▶ AIM OF THE EXERCISE:
If an entry contains a picture, leave the picture out and reproduce everything else in the records below exactly.

▶ RECORDS PROVIDED:
__________________________________________________

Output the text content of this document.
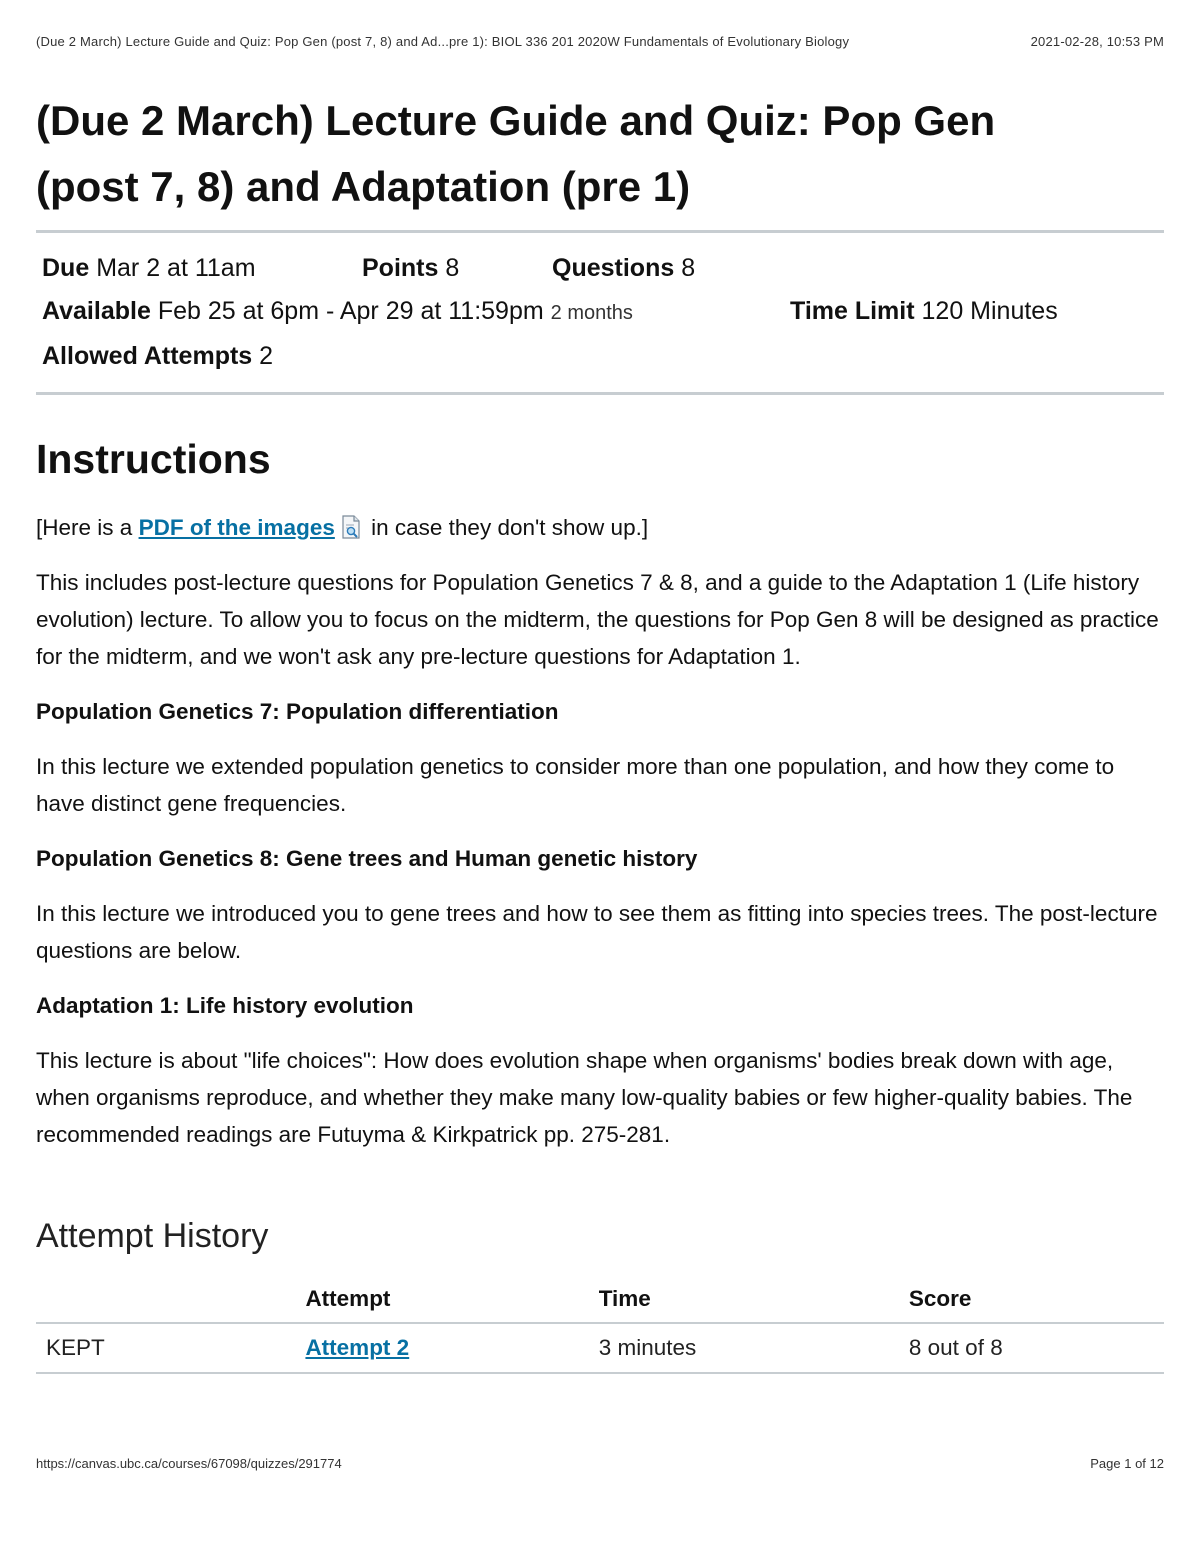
(Due 2 March) Lecture Guide and Quiz: Pop Gen (post 7, 8) and Ad...pre 1): BIOL 336 201 2020W Fundamentals of Evolutionary Biology	2021-02-28, 10:53 PM
(Due 2 March) Lecture Guide and Quiz: Pop Gen
(post 7, 8) and Adaptation (pre 1)
Due Mar 2 at 11am	Points 8	Questions 8
Available Feb 25 at 6pm - Apr 29 at 11:59pm 2 months	Time Limit 120 Minutes
Allowed Attempts 2
Instructions

[Here is a PDF of the images in case they don't show up.]

This includes post-lecture questions for Population Genetics 7 & 8, and a guide to the Adaptation 1 (Life history evolution) lecture. To allow you to focus on the midterm, the questions for Pop Gen 8 will be designed as practice for the midterm, and we won't ask any pre-lecture questions for Adaptation 1.

Population Genetics 7: Population differentiation

In this lecture we extended population genetics to consider more than one population, and how they come to have distinct gene frequencies.

Population Genetics 8: Gene trees and Human genetic history

In this lecture we introduced you to gene trees and how to see them as fitting into species trees. The post-lecture questions are below.

Adaptation 1: Life history evolution

This lecture is about "life choices": How does evolution shape when organisms' bodies break down with age, when organisms reproduce, and whether they make many low-quality babies or few higher-quality babies. The recommended readings are Futuyma & Kirkpatrick pp. 275-281.

Attempt History
	Attempt	Time	Score
KEPT	Attempt 2	3 minutes	8 out of 8
https://canvas.ubc.ca/courses/67098/quizzes/291774	Page 1 of 12
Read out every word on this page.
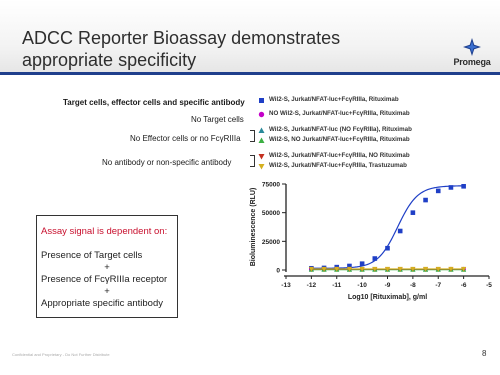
ADCC Reporter Bioassay demonstrates appropriate specificity	Promega
Target cells, effector cells and specific antibody
No Target cells
No Effector cells or no FcγRIIIa
No antibody or non-specific antibody
Wil2-S, Jurkat/NFAT-luc+FcγRIIIa, Rituximab
NO Wil2-S, Jurkat/NFAT-luc+FcγRIIIa, Rituximab
Wil2-S, Jurkat/NFAT-luc (NO FcγRIIIa), Rituximab
Wil2-S, NO Jurkat/NFAT-luc+FcγRIIIa, Rituximab
Wil2-S, Jurkat/NFAT-luc+FcγRIIIa, NO Rituximab
Wil2-S, Jurkat/NFAT-luc+FcγRIIIa, Trastuzumab
Assay signal is dependent on:
Presence of Target cells
+
Presence of FcγRIIIa receptor
+
Appropriate specific antibody
0
25000
50000
75000
-13 -12 -11 -10	-9	-8	-7	-6	-5
Bioluminescence (RLU)
Log10 [Rituximab], g/ml
Confidential and Proprietary - Do Not Further Distribute	8
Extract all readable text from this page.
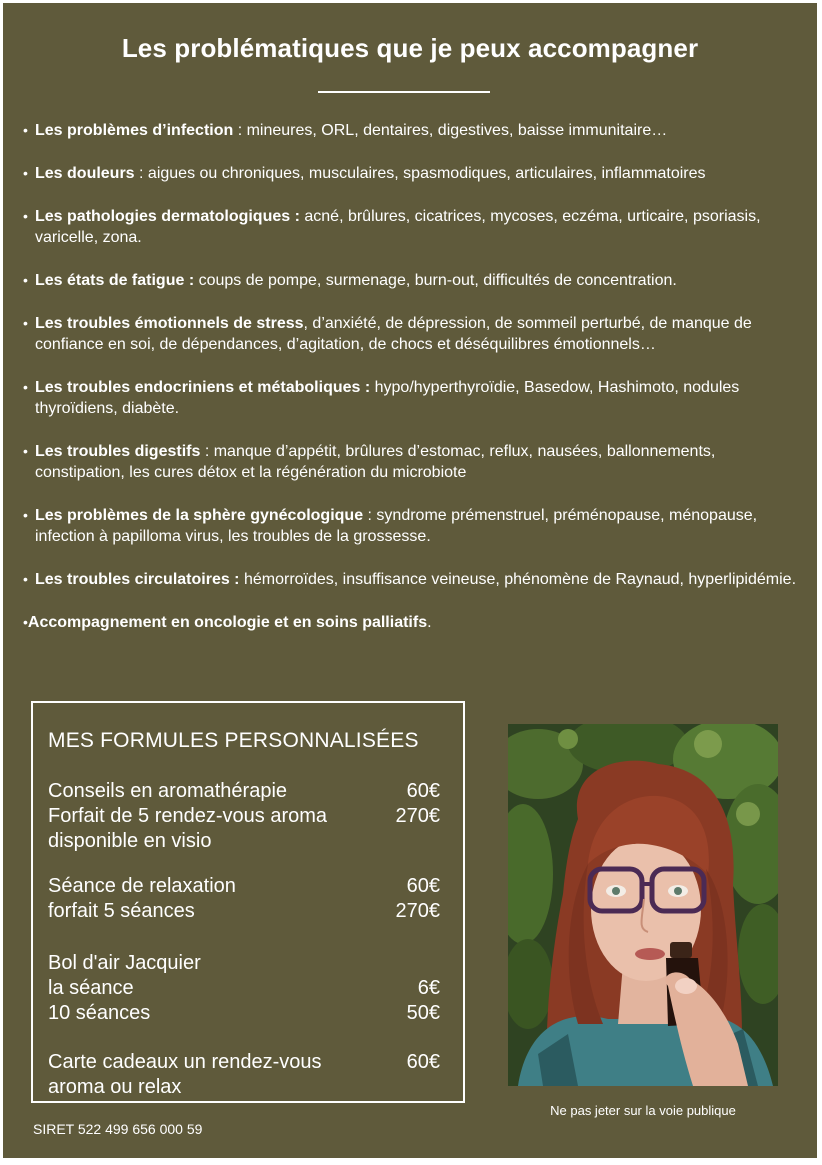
Les problématiques que je peux accompagner
• Les problèmes d’infection : mineures, ORL, dentaires, digestives, baisse immunitaire…
• Les douleurs : aigues ou chroniques, musculaires, spasmodiques, articulaires, inflammatoires
• Les pathologies dermatologiques : acné, brûlures, cicatrices, mycoses, eczéma, urticaire, psoriasis, varicelle, zona.
• Les états de fatigue : coups de pompe, surmenage, burn-out, difficultés de concentration.
• Les troubles émotionnels de stress, d’anxiété, de dépression, de sommeil perturbé, de manque de confiance en soi, de dépendances, d’agitation, de chocs et déséquilibres émotionnels…
• Les troubles endocriniens et métaboliques : hypo/hyperthyroïdie, Basedow, Hashimoto, nodules thyroïdiens, diabète.
• Les troubles digestifs : manque d’appétit, brûlures d’estomac, reflux, nausées, ballonnements, constipation, les cures détox et la régénération du microbiote
• Les problèmes de la sphère gynécologique : syndrome prémenstruel, préménopause, ménopause, infection à papilloma virus, les troubles de la grossesse.
• Les troubles circulatoires : hémorroïdes, insuffisance veineuse, phénomène de Raynaud, hyperlipidémie.
•Accompagnement en oncologie et en soins palliatifs.
MES FORMULES PERSONNALISÉES
Conseils en aromathérapie	60€
Forfait de 5 rendez-vous aroma	270€
disponible en visio
Séance de relaxation	60€
forfait 5 séances	270€
Bol d'air Jacquier
la séance	6€
10 séances	50€
Carte cadeaux un rendez-vous	60€
aroma ou relax
Ne pas jeter sur la voie publique
SIRET 522 499 656 000 59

__________________________________________________

▶ OUTPUT FOR THIS TASK:
Output the text content of this document.
(Due 2 March) Lecture Guide and Quiz: Pop Gen (post 7, 8) and Ad...pre 1): BIOL 336 201 2020W Fundamentals of Evolutionary Biology	2021-02-28, 10:53 PM
(Due 2 March) Lecture Guide and Quiz: Pop Gen
(post 7, 8) and Adaptation (pre 1)
Due Mar 2 at 11am	Points 8	Questions 8
Available Feb 25 at 6pm - Apr 29 at 11:59pm 2 months	Time Limit 120 Minutes
Allowed Attempts 2
Instructions

[Here is a PDF of the images in case they don't show up.]

This includes post-lecture questions for Population Genetics 7 & 8, and a guide to the Adaptation 1 (Life history evolution) lecture. To allow you to focus on the midterm, the questions for Pop Gen 8 will be designed as practice for the midterm, and we won't ask any pre-lecture questions for Adaptation 1.

Population Genetics 7: Population differentiation

In this lecture we extended population genetics to consider more than one population, and how they come to have distinct gene frequencies.

Population Genetics 8: Gene trees and Human genetic history

In this lecture we introduced you to gene trees and how to see them as fitting into species trees. The post-lecture questions are below.

Adaptation 1: Life history evolution

This lecture is about "life choices": How does evolution shape when organisms' bodies break down with age, when organisms reproduce, and whether they make many low-quality babies or few higher-quality babies. The recommended readings are Futuyma & Kirkpatrick pp. 275-281.

Attempt History
	Attempt	Time	Score
KEPT	Attempt 2	3 minutes	8 out of 8
https://canvas.ubc.ca/courses/67098/quizzes/291774	Page 1 of 12
Read out every word on this page.
ADCC Reporter Bioassay demonstrates appropriate specificity	Promega
Target cells, effector cells and specific antibody
No Target cells
No Effector cells or no FcγRIIIa
No antibody or non-specific antibody
Wil2-S, Jurkat/NFAT-luc+FcγRIIIa, Rituximab
NO Wil2-S, Jurkat/NFAT-luc+FcγRIIIa, Rituximab
Wil2-S, Jurkat/NFAT-luc (NO FcγRIIIa), Rituximab
Wil2-S, NO Jurkat/NFAT-luc+FcγRIIIa, Rituximab
Wil2-S, Jurkat/NFAT-luc+FcγRIIIa, NO Rituximab
Wil2-S, Jurkat/NFAT-luc+FcγRIIIa, Trastuzumab
Assay signal is dependent on:
Presence of Target cells
+
Presence of FcγRIIIa receptor
+
Appropriate specific antibody
0
25000
50000
75000
-13 -12 -11 -10	-9	-8	-7	-6	-5
Bioluminescence (RLU)
Log10 [Rituximab], g/ml
Confidential and Proprietary - Do Not Further Distribute	8
Extract all readable text from this page.
Les problématiques que je peux accompagner
• Les problèmes d’infection : mineures, ORL, dentaires, digestives, baisse immunitaire…
• Les douleurs : aigues ou chroniques, musculaires, spasmodiques, articulaires, inflammatoires
• Les pathologies dermatologiques : acné, brûlures, cicatrices, mycoses, eczéma, urticaire, psoriasis, varicelle, zona.
• Les états de fatigue : coups de pompe, surmenage, burn-out, difficultés de concentration.
• Les troubles émotionnels de stress, d’anxiété, de dépression, de sommeil perturbé, de manque de confiance en soi, de dépendances, d’agitation, de chocs et déséquilibres émotionnels…
• Les troubles endocriniens et métaboliques : hypo/hyperthyroïdie, Basedow, Hashimoto, nodules thyroïdiens, diabète.
• Les troubles digestifs : manque d’appétit, brûlures d’estomac, reflux, nausées, ballonnements, constipation, les cures détox et la régénération du microbiote
• Les problèmes de la sphère gynécologique : syndrome prémenstruel, préménopause, ménopause, infection à papilloma virus, les troubles de la grossesse.
• Les troubles circulatoires : hémorroïdes, insuffisance veineuse, phénomène de Raynaud, hyperlipidémie.
•Accompagnement en oncologie et en soins palliatifs.
MES FORMULES PERSONNALISÉES
Conseils en aromathérapie	60€
Forfait de 5 rendez-vous aroma	270€
disponible en visio
Séance de relaxation	60€
forfait 5 séances	270€
Bol d'air Jacquier
la séance	6€
10 séances	50€
Carte cadeaux un rendez-vous	60€
aroma ou relax
Ne pas jeter sur la voie publique
SIRET 522 499 656 000 59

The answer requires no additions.